■ **YOUR TASK**
From the entries below, work out the number of lines that hold the word "into", and give that number alone.

■ **RECORD SET**
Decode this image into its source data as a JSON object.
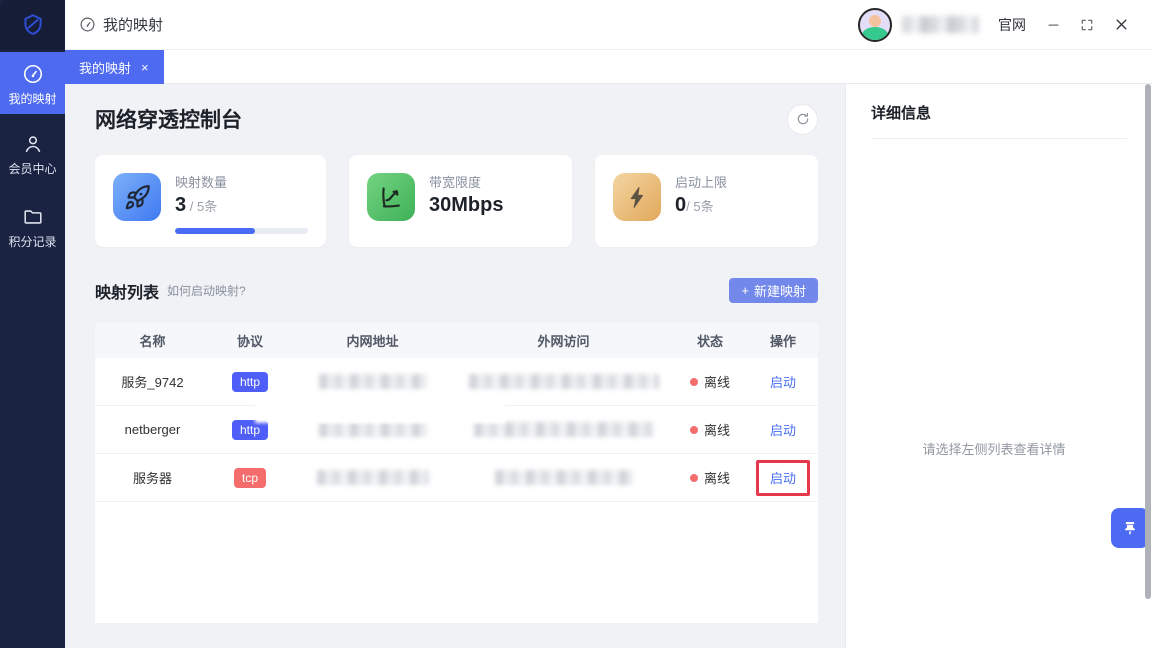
{
  "topbar": {
    "title": "我的映射",
    "portal_label": "官网"
  },
  "tab": {
    "label": "我的映射",
    "close": "×"
  },
  "sidebar": {
    "items": [
      {
        "label": "我的映射",
        "icon": "gauge-icon",
        "active": true
      },
      {
        "label": "会员中心",
        "icon": "user-icon",
        "active": false
      },
      {
        "label": "积分记录",
        "icon": "folder-icon",
        "active": false
      }
    ]
  },
  "page": {
    "title": "网络穿透控制台"
  },
  "stats": [
    {
      "label": "映射数量",
      "value": "3",
      "suffix": " / 5条",
      "icon": "rocket-icon",
      "progress_percent": 60
    },
    {
      "label": "带宽限度",
      "value": "30Mbps",
      "suffix": "",
      "icon": "trend-icon"
    },
    {
      "label": "启动上限",
      "value": "0",
      "suffix": "/ 5条",
      "icon": "bolt-icon"
    }
  ],
  "list": {
    "title": "映射列表",
    "help": "如何启动映射?",
    "new_button_plus": "+",
    "new_button_label": "新建映射"
  },
  "table": {
    "columns": [
      "名称",
      "协议",
      "内网地址",
      "外网访问",
      "状态",
      "操作"
    ],
    "rows": [
      {
        "name": "服务_9742",
        "protocol": "http",
        "status": "离线",
        "action": "启动",
        "internal_censored": true,
        "external_censored": true
      },
      {
        "name": "netberger",
        "protocol": "http",
        "status": "离线",
        "action": "启动",
        "internal_censored": true,
        "external_censored": true
      },
      {
        "name": "服务器",
        "protocol": "tcp",
        "status": "离线",
        "action": "启动",
        "internal_censored": true,
        "external_censored": true,
        "action_highlighted": true
      }
    ]
  },
  "detail": {
    "title": "详细信息",
    "empty_text": "请选择左侧列表查看详情"
  },
  "colors": {
    "sidebar_bg": "#1a2342",
    "accent_blue": "#4e6af0",
    "button_blue": "#7288ea",
    "link_blue": "#4a6ef5",
    "badge_http": "#4f5ef7",
    "badge_tcp": "#f56c6c",
    "status_offline": "#f56c6c",
    "highlight_box": "#e5394b",
    "main_bg": "#f0f2f5"
  }
}
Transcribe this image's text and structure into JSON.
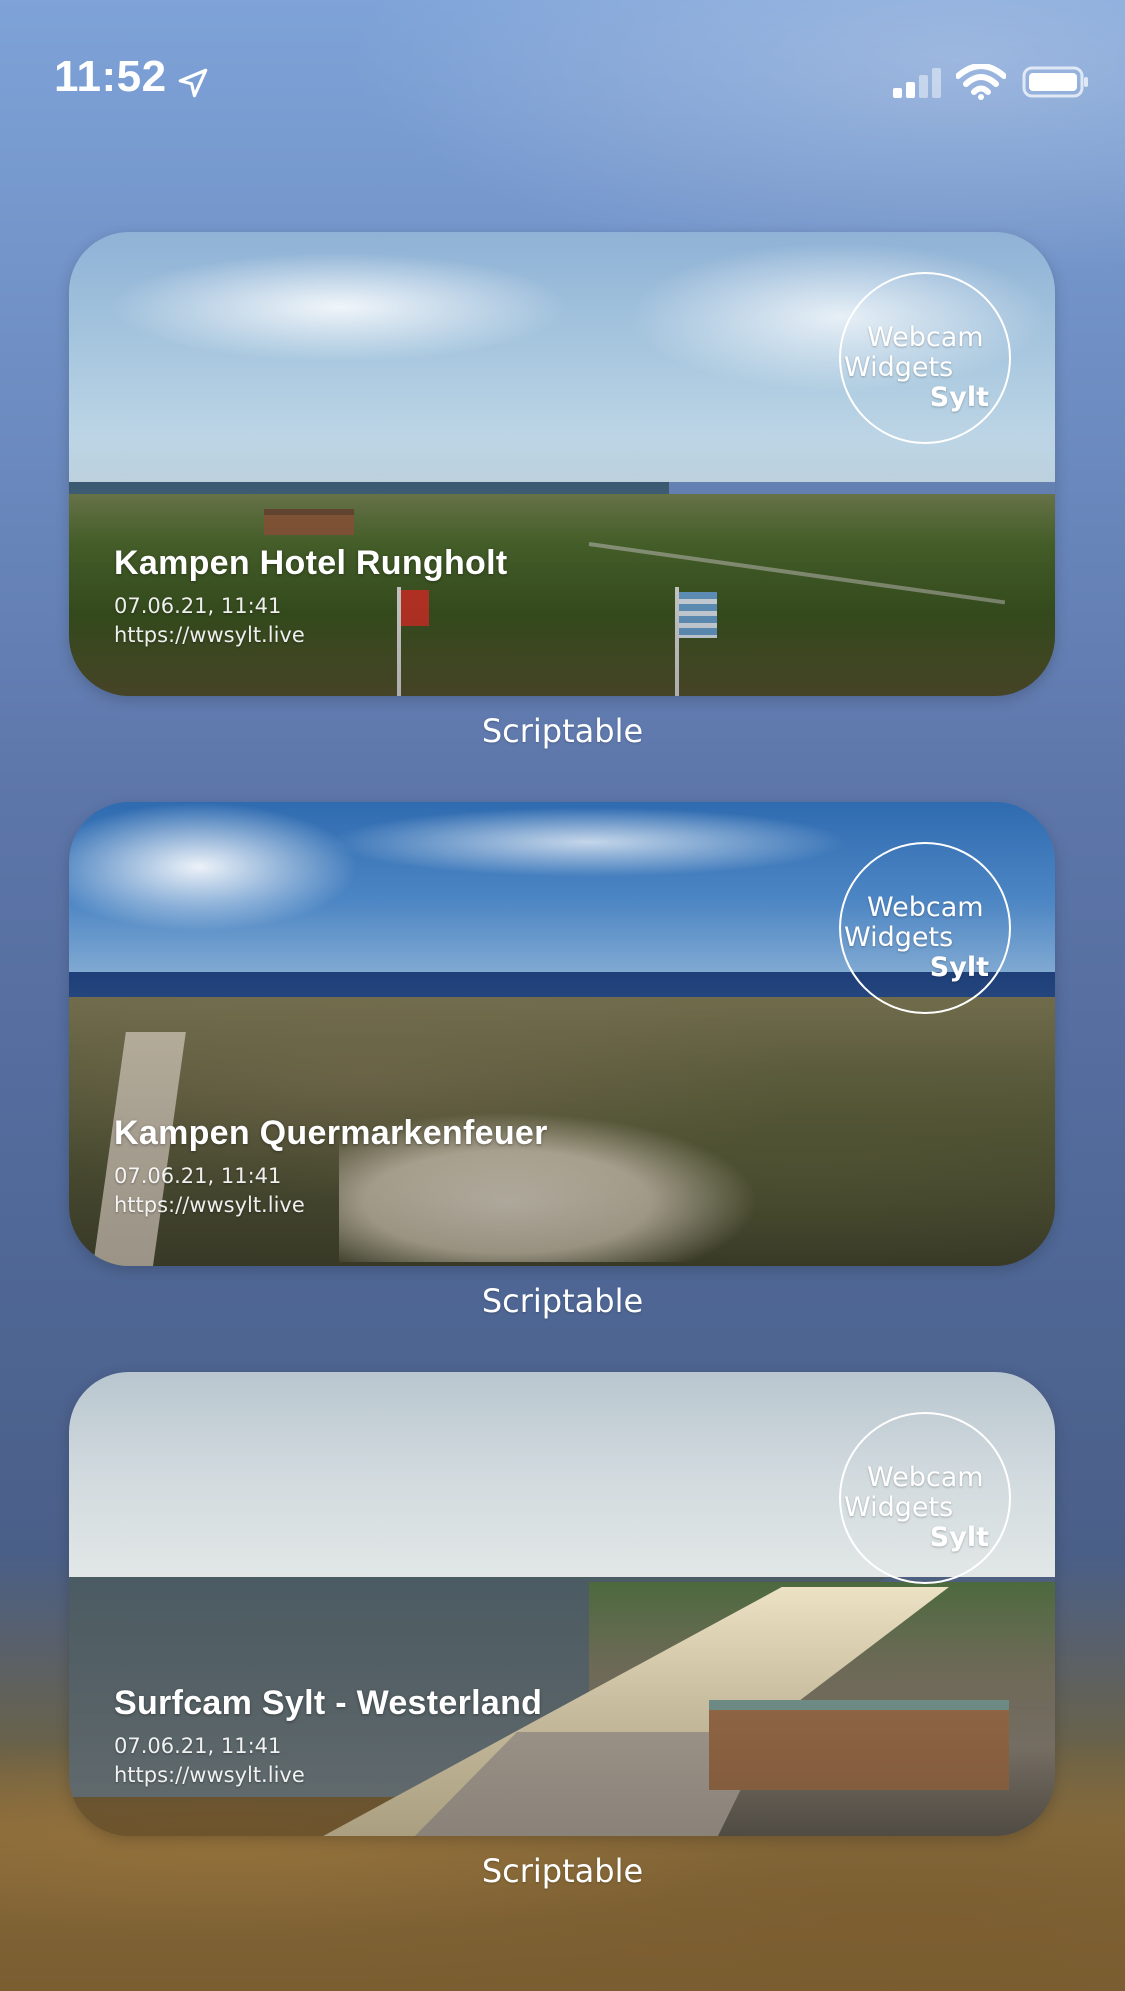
{
  "status_bar": {
    "time": "11:52",
    "location_icon": "location-arrow-icon",
    "signal_icon": "cellular-signal-icon",
    "wifi_icon": "wifi-icon",
    "battery_icon": "battery-icon"
  },
  "widgets": [
    {
      "title": "Kampen Hotel Rungholt",
      "timestamp": "07.06.21, 11:41",
      "url": "https://wwsylt.live",
      "badge": {
        "line1": "Webcam",
        "line2": "Widgets",
        "line3": "Sylt"
      },
      "app_label": "Scriptable"
    },
    {
      "title": "Kampen Quermarkenfeuer",
      "timestamp": "07.06.21, 11:41",
      "url": "https://wwsylt.live",
      "badge": {
        "line1": "Webcam",
        "line2": "Widgets",
        "line3": "Sylt"
      },
      "app_label": "Scriptable"
    },
    {
      "title": "Surfcam Sylt - Westerland",
      "timestamp": "07.06.21, 11:41",
      "url": "https://wwsylt.live",
      "badge": {
        "line1": "Webcam",
        "line2": "Widgets",
        "line3": "Sylt"
      },
      "app_label": "Scriptable"
    }
  ]
}
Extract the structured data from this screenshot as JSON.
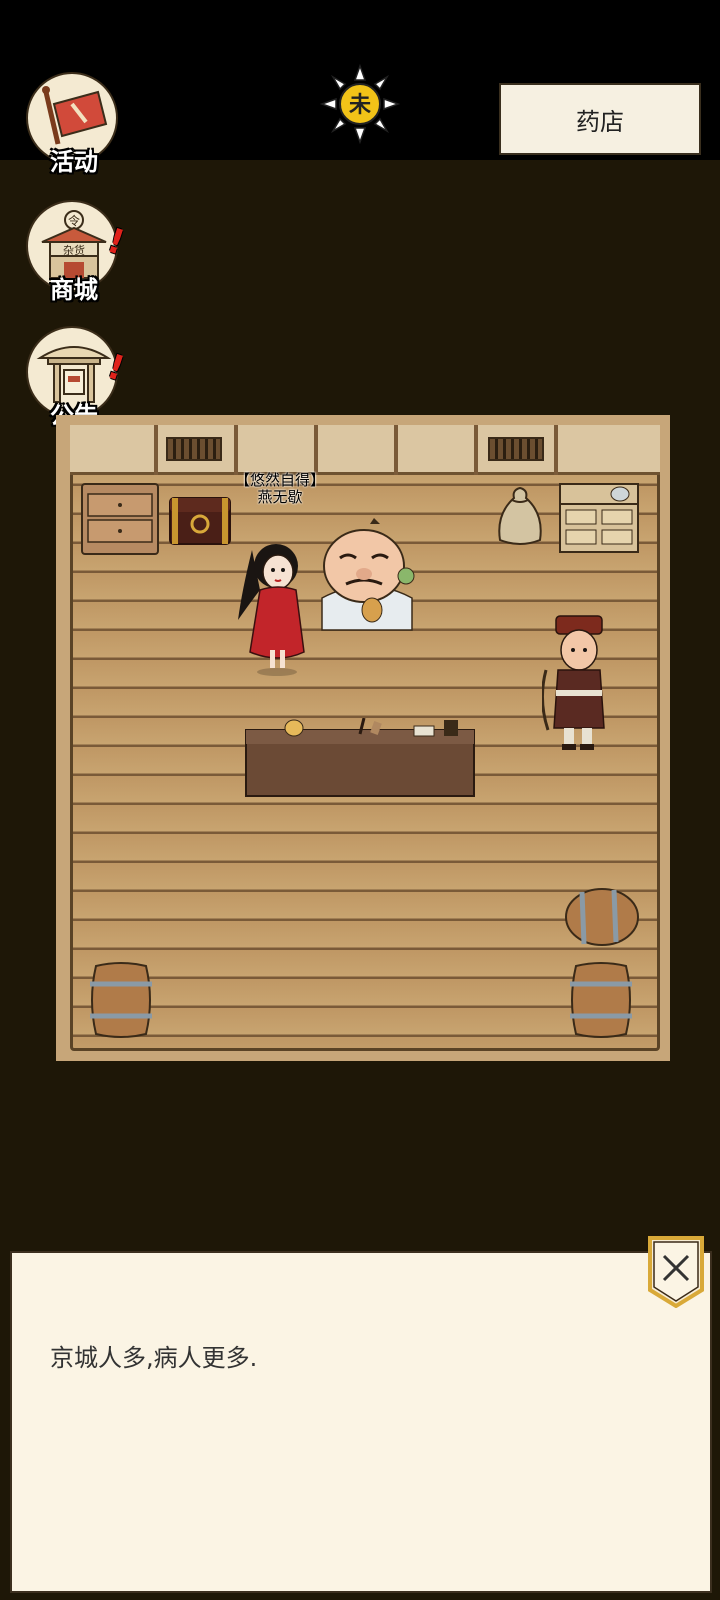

■ **RESULT FOR THIS TASK**
2